**Items:**

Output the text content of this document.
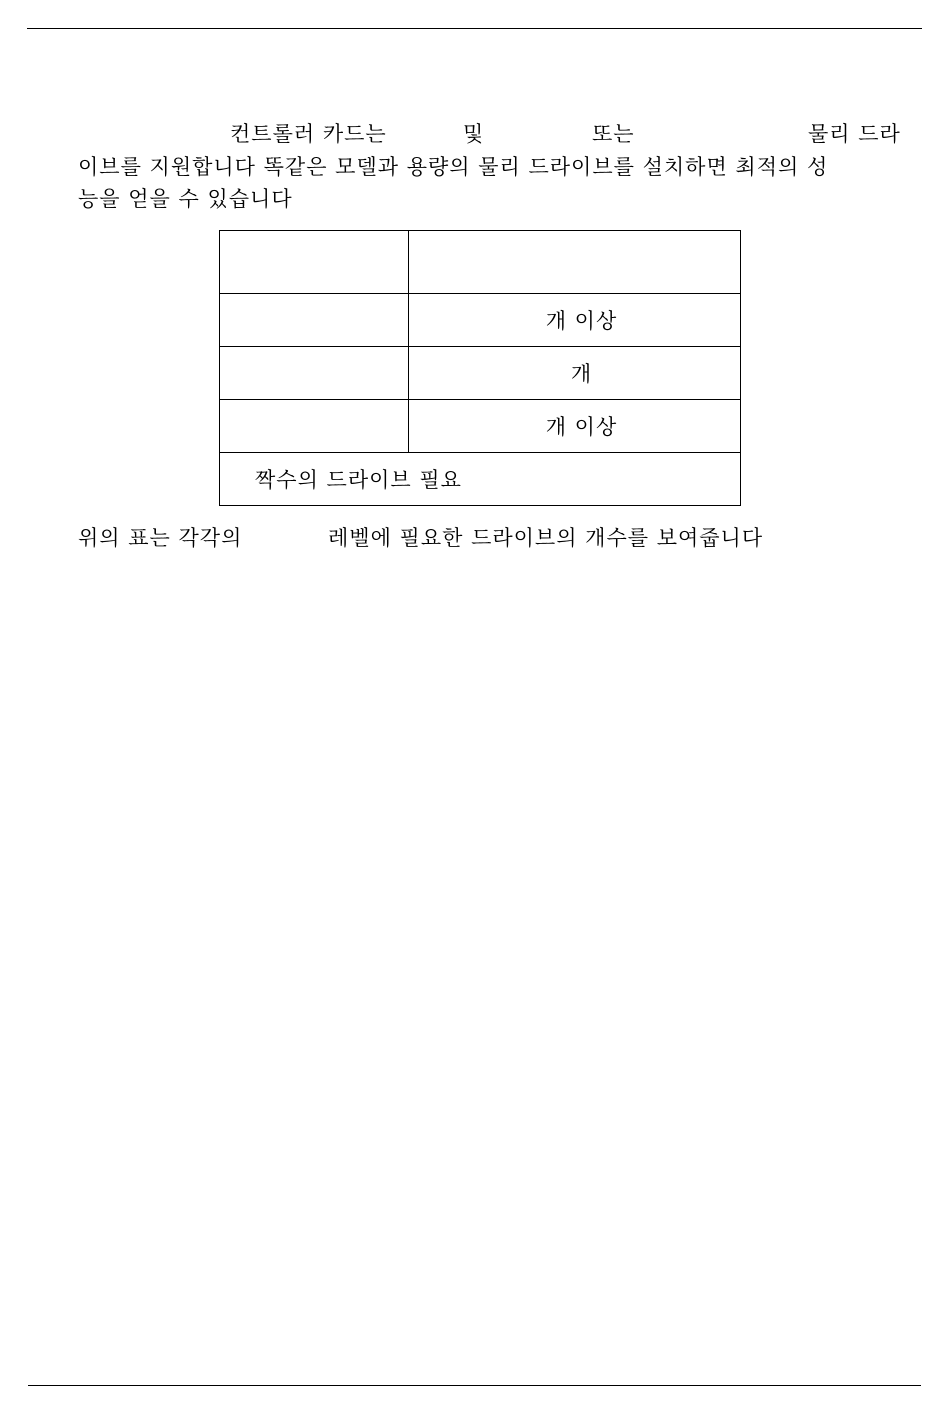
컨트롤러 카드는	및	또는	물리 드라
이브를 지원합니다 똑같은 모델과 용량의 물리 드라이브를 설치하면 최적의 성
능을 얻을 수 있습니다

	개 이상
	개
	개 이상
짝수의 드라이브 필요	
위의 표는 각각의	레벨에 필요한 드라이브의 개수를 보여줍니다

==

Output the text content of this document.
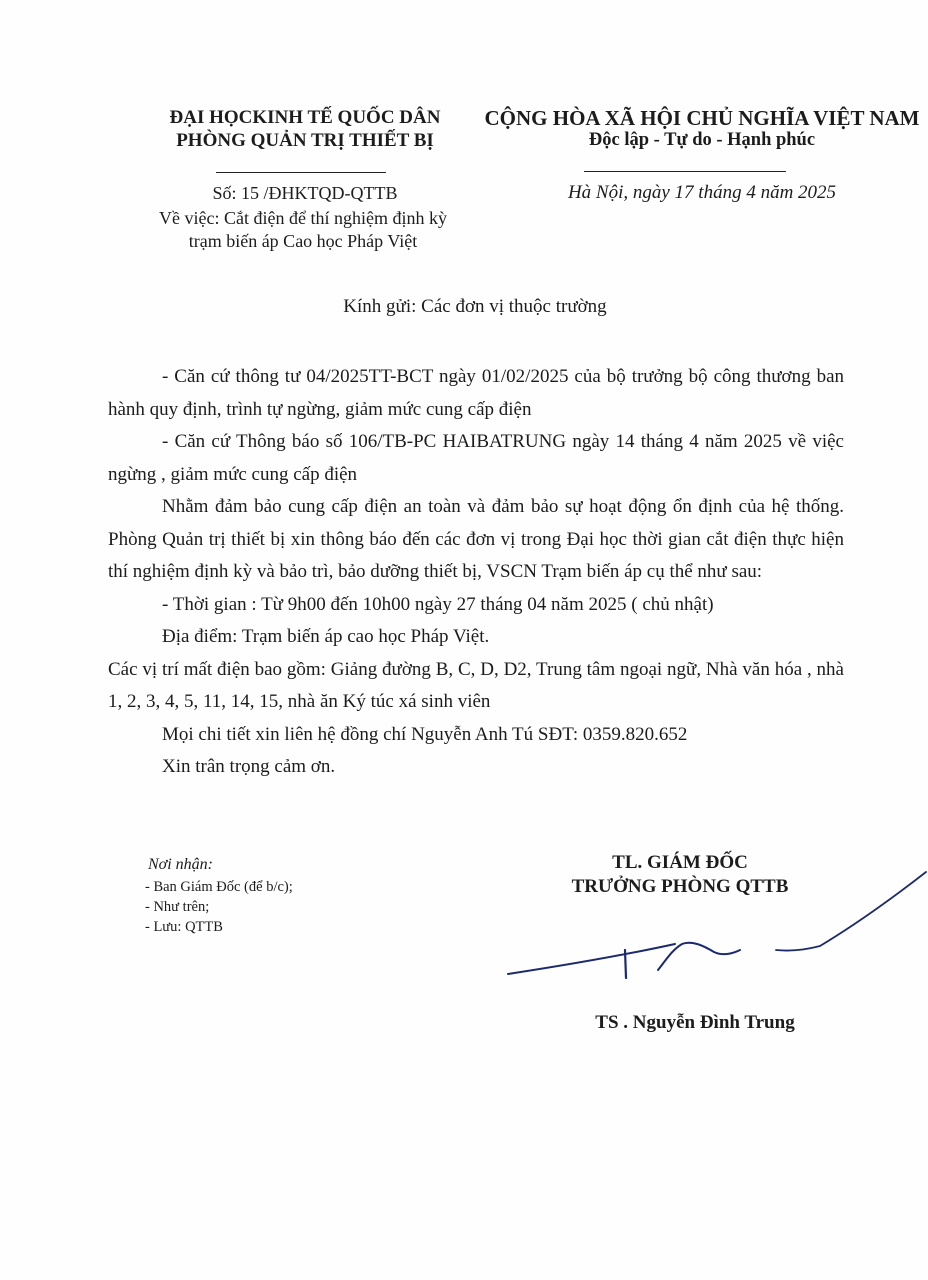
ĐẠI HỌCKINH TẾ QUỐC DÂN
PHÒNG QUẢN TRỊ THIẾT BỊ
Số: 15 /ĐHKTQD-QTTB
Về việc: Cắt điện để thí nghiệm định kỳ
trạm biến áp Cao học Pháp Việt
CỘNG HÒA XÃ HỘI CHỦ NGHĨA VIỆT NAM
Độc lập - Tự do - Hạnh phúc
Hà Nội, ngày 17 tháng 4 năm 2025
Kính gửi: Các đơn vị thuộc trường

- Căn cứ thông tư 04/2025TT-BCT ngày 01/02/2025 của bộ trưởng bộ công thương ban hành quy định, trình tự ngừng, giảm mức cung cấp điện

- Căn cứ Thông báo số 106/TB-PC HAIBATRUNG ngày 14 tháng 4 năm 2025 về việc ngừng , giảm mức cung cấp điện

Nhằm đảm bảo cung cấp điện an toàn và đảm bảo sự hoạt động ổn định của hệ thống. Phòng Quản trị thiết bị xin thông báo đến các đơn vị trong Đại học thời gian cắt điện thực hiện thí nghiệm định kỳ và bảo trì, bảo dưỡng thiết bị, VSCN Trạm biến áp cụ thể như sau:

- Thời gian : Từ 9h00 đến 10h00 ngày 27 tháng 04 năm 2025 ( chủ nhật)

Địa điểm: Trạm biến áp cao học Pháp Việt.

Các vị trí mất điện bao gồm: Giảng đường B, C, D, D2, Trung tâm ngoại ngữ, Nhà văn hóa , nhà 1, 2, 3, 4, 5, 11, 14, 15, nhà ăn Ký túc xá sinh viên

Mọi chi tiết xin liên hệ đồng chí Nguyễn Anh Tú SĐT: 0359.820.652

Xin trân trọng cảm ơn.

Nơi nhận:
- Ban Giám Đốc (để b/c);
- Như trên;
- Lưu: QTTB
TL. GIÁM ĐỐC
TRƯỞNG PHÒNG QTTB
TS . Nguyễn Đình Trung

...

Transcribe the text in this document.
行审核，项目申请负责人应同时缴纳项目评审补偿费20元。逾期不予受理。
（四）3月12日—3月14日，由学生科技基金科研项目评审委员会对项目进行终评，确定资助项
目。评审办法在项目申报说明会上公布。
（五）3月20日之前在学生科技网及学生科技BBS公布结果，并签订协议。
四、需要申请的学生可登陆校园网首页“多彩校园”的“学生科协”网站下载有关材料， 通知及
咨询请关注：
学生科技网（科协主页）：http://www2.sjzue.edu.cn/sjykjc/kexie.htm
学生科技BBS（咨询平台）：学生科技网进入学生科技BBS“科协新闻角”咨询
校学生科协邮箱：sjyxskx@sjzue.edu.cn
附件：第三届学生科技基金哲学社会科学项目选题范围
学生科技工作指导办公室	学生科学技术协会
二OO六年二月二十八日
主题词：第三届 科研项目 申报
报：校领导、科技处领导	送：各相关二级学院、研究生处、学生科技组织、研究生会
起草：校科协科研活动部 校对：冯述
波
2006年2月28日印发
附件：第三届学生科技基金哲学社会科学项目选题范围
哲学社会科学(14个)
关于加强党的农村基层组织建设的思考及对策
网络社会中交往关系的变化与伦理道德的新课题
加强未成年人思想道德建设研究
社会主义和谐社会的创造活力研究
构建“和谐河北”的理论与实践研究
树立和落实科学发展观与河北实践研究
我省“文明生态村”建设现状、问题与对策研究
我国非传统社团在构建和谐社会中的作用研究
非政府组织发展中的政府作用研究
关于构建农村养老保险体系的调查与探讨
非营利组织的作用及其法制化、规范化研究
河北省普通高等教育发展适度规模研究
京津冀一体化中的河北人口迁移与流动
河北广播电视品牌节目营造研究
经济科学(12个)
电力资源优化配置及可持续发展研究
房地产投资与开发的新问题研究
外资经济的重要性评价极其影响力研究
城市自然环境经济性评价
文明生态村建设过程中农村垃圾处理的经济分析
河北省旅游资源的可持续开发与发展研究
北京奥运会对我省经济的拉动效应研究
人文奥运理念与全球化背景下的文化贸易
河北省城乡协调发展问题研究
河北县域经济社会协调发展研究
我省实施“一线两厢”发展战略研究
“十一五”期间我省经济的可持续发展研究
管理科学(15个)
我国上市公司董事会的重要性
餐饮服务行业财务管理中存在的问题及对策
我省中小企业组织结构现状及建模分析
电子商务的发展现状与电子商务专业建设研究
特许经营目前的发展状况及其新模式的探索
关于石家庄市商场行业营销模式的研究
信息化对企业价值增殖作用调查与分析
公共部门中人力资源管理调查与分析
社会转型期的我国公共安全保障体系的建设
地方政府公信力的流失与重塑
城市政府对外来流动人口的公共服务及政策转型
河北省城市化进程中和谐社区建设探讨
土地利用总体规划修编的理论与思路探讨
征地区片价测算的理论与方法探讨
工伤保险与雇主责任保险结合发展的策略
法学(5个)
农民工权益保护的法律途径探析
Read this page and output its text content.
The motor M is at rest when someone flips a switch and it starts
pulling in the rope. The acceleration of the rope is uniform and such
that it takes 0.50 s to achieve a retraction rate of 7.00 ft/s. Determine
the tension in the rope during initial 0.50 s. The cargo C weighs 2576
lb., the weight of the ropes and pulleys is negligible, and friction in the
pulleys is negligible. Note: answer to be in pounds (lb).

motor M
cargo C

**Required work:** How many lines of the listing include the string "ngày"? Answer with the number alone.

**Answer to this task:** 4